Required work
Where a line below holds the string "Характеристика", copy that line.

Raw data
══════════
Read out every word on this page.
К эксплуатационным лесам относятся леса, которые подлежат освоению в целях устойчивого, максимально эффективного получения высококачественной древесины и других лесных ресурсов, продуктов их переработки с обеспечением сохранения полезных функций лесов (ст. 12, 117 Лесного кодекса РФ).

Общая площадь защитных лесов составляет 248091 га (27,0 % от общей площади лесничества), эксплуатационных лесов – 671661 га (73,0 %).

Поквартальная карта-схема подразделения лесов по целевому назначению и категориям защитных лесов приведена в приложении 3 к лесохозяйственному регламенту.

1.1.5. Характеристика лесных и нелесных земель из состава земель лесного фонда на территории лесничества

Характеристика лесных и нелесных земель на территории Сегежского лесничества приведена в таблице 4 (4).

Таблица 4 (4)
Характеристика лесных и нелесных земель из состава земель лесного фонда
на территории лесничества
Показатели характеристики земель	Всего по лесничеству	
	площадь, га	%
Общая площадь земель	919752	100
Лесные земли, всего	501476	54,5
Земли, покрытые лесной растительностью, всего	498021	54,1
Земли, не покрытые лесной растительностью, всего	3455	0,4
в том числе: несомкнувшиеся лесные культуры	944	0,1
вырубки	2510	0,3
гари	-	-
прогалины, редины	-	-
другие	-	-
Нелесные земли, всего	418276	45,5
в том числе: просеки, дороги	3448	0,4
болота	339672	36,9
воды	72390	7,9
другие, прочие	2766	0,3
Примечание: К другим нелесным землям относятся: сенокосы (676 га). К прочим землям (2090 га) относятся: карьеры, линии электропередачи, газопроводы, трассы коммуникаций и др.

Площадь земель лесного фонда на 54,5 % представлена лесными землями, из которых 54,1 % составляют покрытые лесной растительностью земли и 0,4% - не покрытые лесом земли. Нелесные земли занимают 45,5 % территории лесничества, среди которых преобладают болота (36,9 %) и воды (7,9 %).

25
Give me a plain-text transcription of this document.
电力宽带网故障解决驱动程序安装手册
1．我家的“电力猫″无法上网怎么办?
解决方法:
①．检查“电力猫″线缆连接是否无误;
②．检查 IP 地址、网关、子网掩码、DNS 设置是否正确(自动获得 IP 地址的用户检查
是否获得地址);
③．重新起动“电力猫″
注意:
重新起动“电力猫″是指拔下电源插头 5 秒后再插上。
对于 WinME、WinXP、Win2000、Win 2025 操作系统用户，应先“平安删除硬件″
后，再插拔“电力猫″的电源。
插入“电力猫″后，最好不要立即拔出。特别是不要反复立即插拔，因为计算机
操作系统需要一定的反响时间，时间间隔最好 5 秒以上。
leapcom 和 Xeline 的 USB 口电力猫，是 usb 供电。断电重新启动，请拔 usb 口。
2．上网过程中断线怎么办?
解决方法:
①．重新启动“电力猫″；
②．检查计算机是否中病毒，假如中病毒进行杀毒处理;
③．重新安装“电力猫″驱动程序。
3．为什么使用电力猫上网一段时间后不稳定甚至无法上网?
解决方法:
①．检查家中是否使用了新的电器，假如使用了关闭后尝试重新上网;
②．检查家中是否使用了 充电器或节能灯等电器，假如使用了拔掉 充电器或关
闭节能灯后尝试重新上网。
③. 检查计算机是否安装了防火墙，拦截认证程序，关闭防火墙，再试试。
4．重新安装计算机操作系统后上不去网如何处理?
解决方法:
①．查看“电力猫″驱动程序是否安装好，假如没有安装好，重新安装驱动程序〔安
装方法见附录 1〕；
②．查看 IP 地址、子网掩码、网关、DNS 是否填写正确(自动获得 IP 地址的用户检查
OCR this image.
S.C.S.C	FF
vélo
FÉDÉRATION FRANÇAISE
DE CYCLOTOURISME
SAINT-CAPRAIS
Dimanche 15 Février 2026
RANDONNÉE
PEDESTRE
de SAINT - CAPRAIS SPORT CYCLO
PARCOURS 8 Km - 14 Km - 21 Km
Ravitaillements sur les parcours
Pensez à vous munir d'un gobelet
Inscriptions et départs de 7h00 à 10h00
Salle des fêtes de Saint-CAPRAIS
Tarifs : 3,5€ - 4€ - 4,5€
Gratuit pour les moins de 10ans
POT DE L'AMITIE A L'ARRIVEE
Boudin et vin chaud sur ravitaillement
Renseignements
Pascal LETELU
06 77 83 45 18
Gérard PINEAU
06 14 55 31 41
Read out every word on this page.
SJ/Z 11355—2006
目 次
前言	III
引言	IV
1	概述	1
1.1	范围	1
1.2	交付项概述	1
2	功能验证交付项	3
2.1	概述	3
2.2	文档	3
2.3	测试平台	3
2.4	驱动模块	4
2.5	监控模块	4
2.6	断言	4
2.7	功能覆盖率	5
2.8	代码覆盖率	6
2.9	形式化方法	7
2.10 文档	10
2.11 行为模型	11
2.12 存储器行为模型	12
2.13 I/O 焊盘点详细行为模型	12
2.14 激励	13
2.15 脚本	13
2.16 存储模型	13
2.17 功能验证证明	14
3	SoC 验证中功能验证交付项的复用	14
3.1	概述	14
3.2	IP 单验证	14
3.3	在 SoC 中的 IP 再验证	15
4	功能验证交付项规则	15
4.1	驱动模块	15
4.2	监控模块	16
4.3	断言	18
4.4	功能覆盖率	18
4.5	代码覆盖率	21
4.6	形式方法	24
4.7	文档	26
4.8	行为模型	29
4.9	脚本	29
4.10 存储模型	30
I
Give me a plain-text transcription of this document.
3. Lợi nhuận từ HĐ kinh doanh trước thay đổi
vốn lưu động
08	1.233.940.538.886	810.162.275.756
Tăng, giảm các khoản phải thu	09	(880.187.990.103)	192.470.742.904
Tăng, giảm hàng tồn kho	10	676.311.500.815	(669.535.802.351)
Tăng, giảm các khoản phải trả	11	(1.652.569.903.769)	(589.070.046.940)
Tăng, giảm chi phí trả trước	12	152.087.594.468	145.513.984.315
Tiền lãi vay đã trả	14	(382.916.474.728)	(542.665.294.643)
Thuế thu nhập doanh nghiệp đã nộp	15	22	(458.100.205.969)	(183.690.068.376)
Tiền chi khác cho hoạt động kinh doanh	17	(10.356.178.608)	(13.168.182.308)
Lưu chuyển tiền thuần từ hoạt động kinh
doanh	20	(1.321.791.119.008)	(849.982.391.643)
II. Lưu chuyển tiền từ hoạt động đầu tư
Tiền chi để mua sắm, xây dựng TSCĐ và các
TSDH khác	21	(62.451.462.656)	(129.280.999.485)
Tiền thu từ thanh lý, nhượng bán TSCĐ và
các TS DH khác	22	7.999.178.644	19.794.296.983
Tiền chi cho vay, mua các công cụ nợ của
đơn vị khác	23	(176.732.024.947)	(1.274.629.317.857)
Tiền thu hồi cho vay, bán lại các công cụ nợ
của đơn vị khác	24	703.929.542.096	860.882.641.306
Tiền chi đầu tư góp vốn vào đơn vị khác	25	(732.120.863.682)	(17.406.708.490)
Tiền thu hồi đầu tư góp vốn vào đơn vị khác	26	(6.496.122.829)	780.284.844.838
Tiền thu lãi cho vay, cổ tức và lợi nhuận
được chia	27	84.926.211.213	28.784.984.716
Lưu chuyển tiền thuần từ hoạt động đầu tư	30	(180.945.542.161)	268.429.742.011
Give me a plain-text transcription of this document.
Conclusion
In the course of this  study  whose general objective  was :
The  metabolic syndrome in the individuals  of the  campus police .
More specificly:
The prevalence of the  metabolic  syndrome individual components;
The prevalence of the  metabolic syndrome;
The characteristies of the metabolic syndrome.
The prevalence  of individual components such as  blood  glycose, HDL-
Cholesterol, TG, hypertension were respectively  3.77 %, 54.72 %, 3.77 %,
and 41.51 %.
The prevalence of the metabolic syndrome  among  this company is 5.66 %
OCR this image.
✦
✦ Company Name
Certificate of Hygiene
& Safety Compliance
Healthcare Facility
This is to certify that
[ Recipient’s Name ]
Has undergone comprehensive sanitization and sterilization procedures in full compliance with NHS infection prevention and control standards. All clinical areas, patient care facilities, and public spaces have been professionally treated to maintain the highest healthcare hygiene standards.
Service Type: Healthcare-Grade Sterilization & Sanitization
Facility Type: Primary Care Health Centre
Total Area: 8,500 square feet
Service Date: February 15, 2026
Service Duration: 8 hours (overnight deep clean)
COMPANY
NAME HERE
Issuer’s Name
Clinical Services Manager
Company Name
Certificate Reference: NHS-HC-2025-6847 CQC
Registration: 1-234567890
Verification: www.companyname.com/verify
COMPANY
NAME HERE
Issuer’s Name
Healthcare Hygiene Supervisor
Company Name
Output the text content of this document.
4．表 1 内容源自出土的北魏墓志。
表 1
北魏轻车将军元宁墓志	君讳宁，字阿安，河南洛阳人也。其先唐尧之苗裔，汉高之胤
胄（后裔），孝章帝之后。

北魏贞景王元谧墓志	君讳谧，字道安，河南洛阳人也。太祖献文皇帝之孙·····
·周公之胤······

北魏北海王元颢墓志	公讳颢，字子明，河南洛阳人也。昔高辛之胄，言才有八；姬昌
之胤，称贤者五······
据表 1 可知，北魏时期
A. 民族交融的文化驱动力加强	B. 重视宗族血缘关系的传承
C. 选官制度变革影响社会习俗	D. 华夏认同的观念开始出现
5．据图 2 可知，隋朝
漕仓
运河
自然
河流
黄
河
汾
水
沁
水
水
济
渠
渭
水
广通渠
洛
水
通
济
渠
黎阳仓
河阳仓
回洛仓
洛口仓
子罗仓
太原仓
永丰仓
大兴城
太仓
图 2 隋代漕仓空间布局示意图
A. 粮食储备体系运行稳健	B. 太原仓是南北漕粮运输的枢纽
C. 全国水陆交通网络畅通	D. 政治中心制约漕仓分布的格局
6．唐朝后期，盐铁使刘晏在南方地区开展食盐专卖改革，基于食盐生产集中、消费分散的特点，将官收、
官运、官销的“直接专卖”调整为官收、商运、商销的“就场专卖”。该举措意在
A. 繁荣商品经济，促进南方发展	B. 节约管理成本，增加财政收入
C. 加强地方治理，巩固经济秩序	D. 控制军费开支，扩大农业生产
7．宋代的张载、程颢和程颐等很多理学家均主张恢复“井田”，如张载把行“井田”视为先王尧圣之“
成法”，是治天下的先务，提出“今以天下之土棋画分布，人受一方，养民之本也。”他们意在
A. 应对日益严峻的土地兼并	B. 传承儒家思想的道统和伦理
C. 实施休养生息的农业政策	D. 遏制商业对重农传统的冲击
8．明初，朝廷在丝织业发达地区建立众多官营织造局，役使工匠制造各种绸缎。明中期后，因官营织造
══════════
Written answer
1.1.5. Характеристика лесных и нелесных земель из состава земель лесного фонда на территории лесничества
Характеристика лесных и нелесных земель на территории Сегежского лесничества приведена в таблице 4 (4).
Характеристика лесных и нелесных земель из состава земель лесного фонда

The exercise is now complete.